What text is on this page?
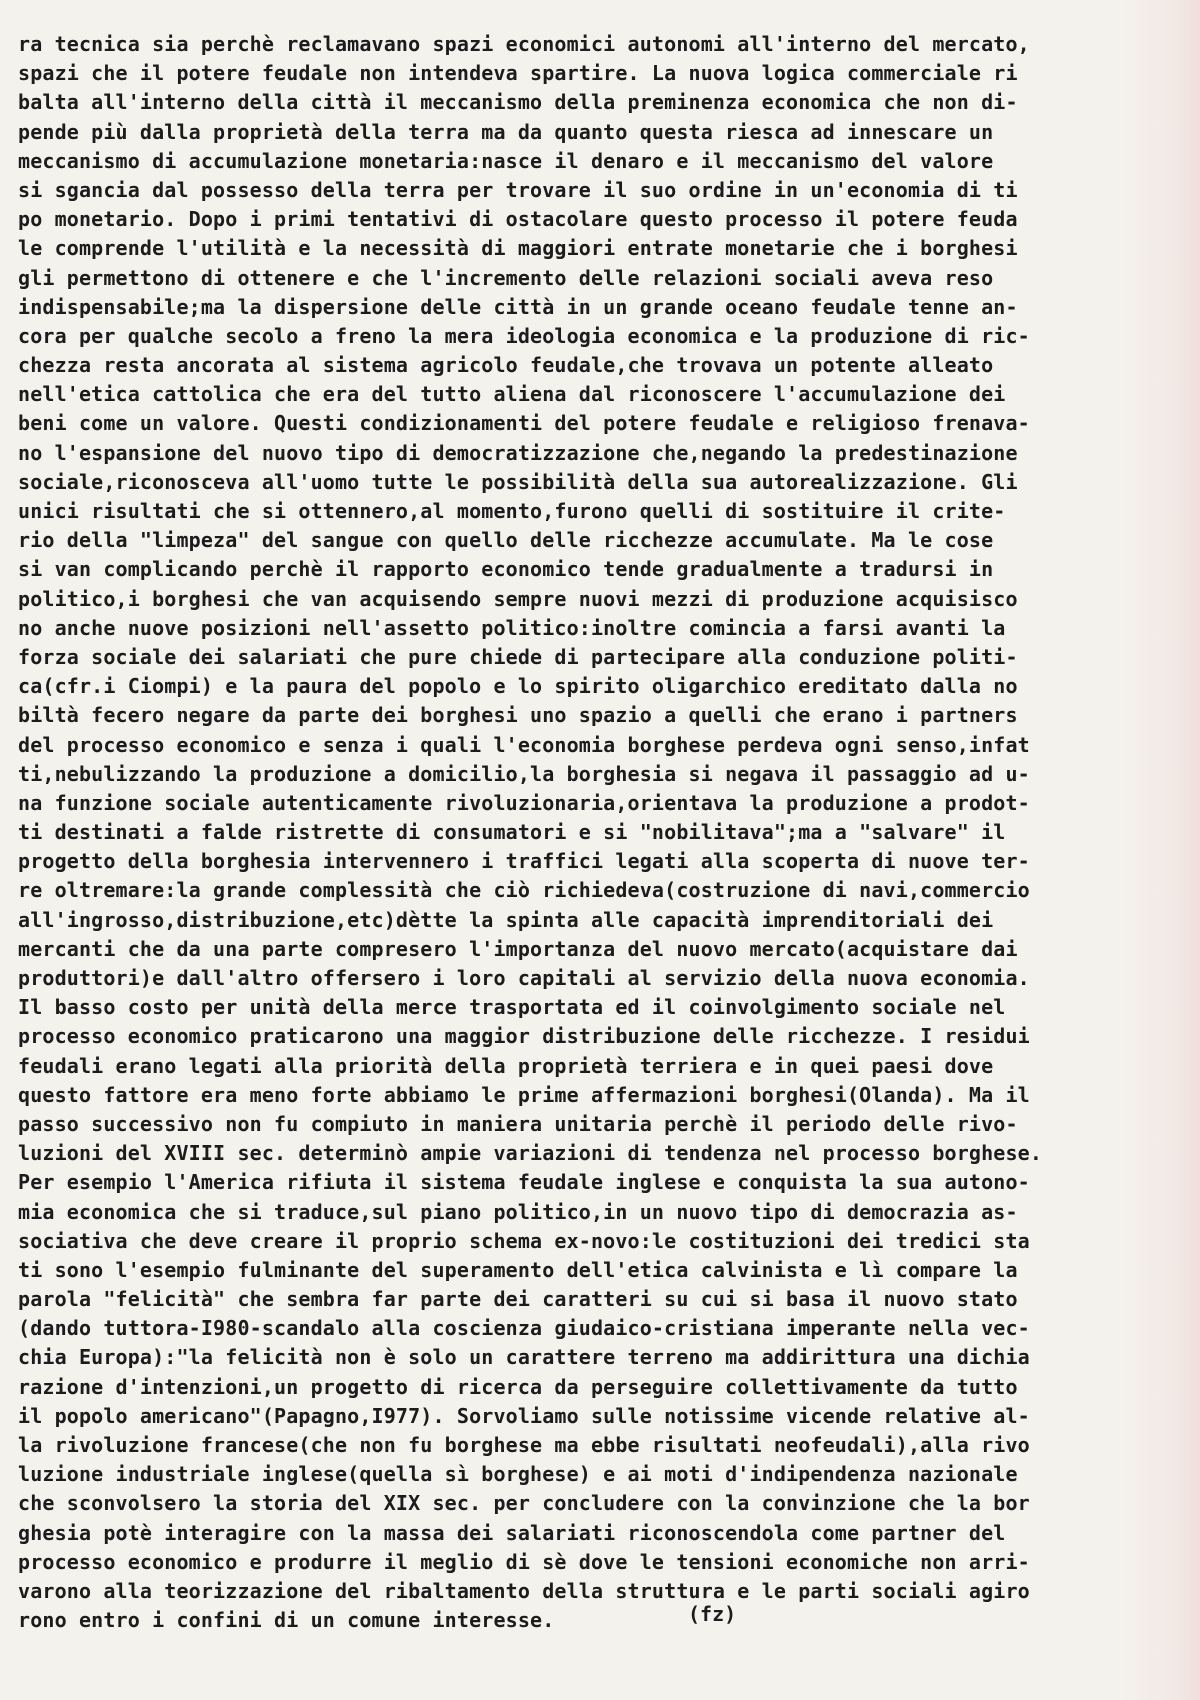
ra tecnica sia perchè reclamavano spazi economici autonomi all'interno del mercato,
spazi che il potere feudale non intendeva spartire. La nuova logica commerciale ri
balta all'interno della città il meccanismo della preminenza economica che non di-
pende più dalla proprietà della terra ma da quanto questa riesca ad innescare un
meccanismo di accumulazione monetaria:nasce il denaro e il meccanismo del valore
si sgancia dal possesso della terra per trovare il suo ordine in un'economia di ti
po monetario. Dopo i primi tentativi di ostacolare questo processo il potere feuda
le comprende l'utilità e la necessità di maggiori entrate monetarie che i borghesi
gli permettono di ottenere e che l'incremento delle relazioni sociali aveva reso
indispensabile;ma la dispersione delle città in un grande oceano feudale tenne an-
cora per qualche secolo a freno la mera ideologia economica e la produzione di ric-
chezza resta ancorata al sistema agricolo feudale,che trovava un potente alleato
nell'etica cattolica che era del tutto aliena dal riconoscere l'accumulazione dei
beni come un valore. Questi condizionamenti del potere feudale e religioso frenava-
no l'espansione del nuovo tipo di democratizzazione che,negando la predestinazione
sociale,riconosceva all'uomo tutte le possibilità della sua autorealizzazione. Gli
unici risultati che si ottennero,al momento,furono quelli di sostituire il crite-
rio della "limpeza" del sangue con quello delle ricchezze accumulate. Ma le cose
si van complicando perchè il rapporto economico tende gradualmente a tradursi in
politico,i borghesi che van acquisendo sempre nuovi mezzi di produzione acquisisco
no anche nuove posizioni nell'assetto politico:inoltre comincia a farsi avanti la
forza sociale dei salariati che pure chiede di partecipare alla conduzione politi-
ca(cfr.i Ciompi) e la paura del popolo e lo spirito oligarchico ereditato dalla no
biltà fecero negare da parte dei borghesi uno spazio a quelli che erano i partners
del processo economico e senza i quali l'economia borghese perdeva ogni senso,infat
ti,nebulizzando la produzione a domicilio,la borghesia si negava il passaggio ad u-
na funzione sociale autenticamente rivoluzionaria,orientava la produzione a prodot-
ti destinati a falde ristrette di consumatori e si "nobilitava";ma a "salvare" il
progetto della borghesia intervennero i traffici legati alla scoperta di nuove ter-
re oltremare:la grande complessità che ciò richiedeva(costruzione di navi,commercio
all'ingrosso,distribuzione,etc)dètte la spinta alle capacità imprenditoriali dei
mercanti che da una parte compresero l'importanza del nuovo mercato(acquistare dai
produttori)e dall'altro offersero i loro capitali al servizio della nuova economia.
Il basso costo per unità della merce trasportata ed il coinvolgimento sociale nel
processo economico praticarono una maggior distribuzione delle ricchezze. I residui
feudali erano legati alla priorità della proprietà terriera e in quei paesi dove
questo fattore era meno forte abbiamo le prime affermazioni borghesi(Olanda). Ma il
passo successivo non fu compiuto in maniera unitaria perchè il periodo delle rivo-
luzioni del XVIII sec. determinò ampie variazioni di tendenza nel processo borghese.
Per esempio l'America rifiuta il sistema feudale inglese e conquista la sua autono-
mia economica che si traduce,sul piano politico,in un nuovo tipo di democrazia as-
sociativa che deve creare il proprio schema ex-novo:le costituzioni dei tredici sta
ti sono l'esempio fulminante del superamento dell'etica calvinista e lì compare la
parola "felicità" che sembra far parte dei caratteri su cui si basa il nuovo stato
(dando tuttora-I980-scandalo alla coscienza giudaico-cristiana imperante nella vec-
chia Europa):"la felicità non è solo un carattere terreno ma addirittura una dichia
razione d'intenzioni,un progetto di ricerca da perseguire collettivamente da tutto
il popolo americano"(Papagno,I977). Sorvoliamo sulle notissime vicende relative al-
la rivoluzione francese(che non fu borghese ma ebbe risultati neofeudali),alla rivo
luzione industriale inglese(quella sì borghese) e ai moti d'indipendenza nazionale
che sconvolsero la storia del XIX sec. per concludere con la convinzione che la bor
ghesia potè interagire con la massa dei salariati riconoscendola come partner del
processo economico e produrre il meglio di sè dove le tensioni economiche non arri-
varono alla teorizzazione del ribaltamento della struttura e le parti sociali agiro
rono entro i confini di un comune interesse.	(fz)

------------------------------------

THE PROBLEM: For each line in the data above that contains the string "etica", extract the line.

SOLVED PROBLEM:
nell'etica cattolica che era del tutto aliena dal riconoscere l'accumulazione dei
ti sono l'esempio fulminante del superamento dell'etica calvinista e lì compare la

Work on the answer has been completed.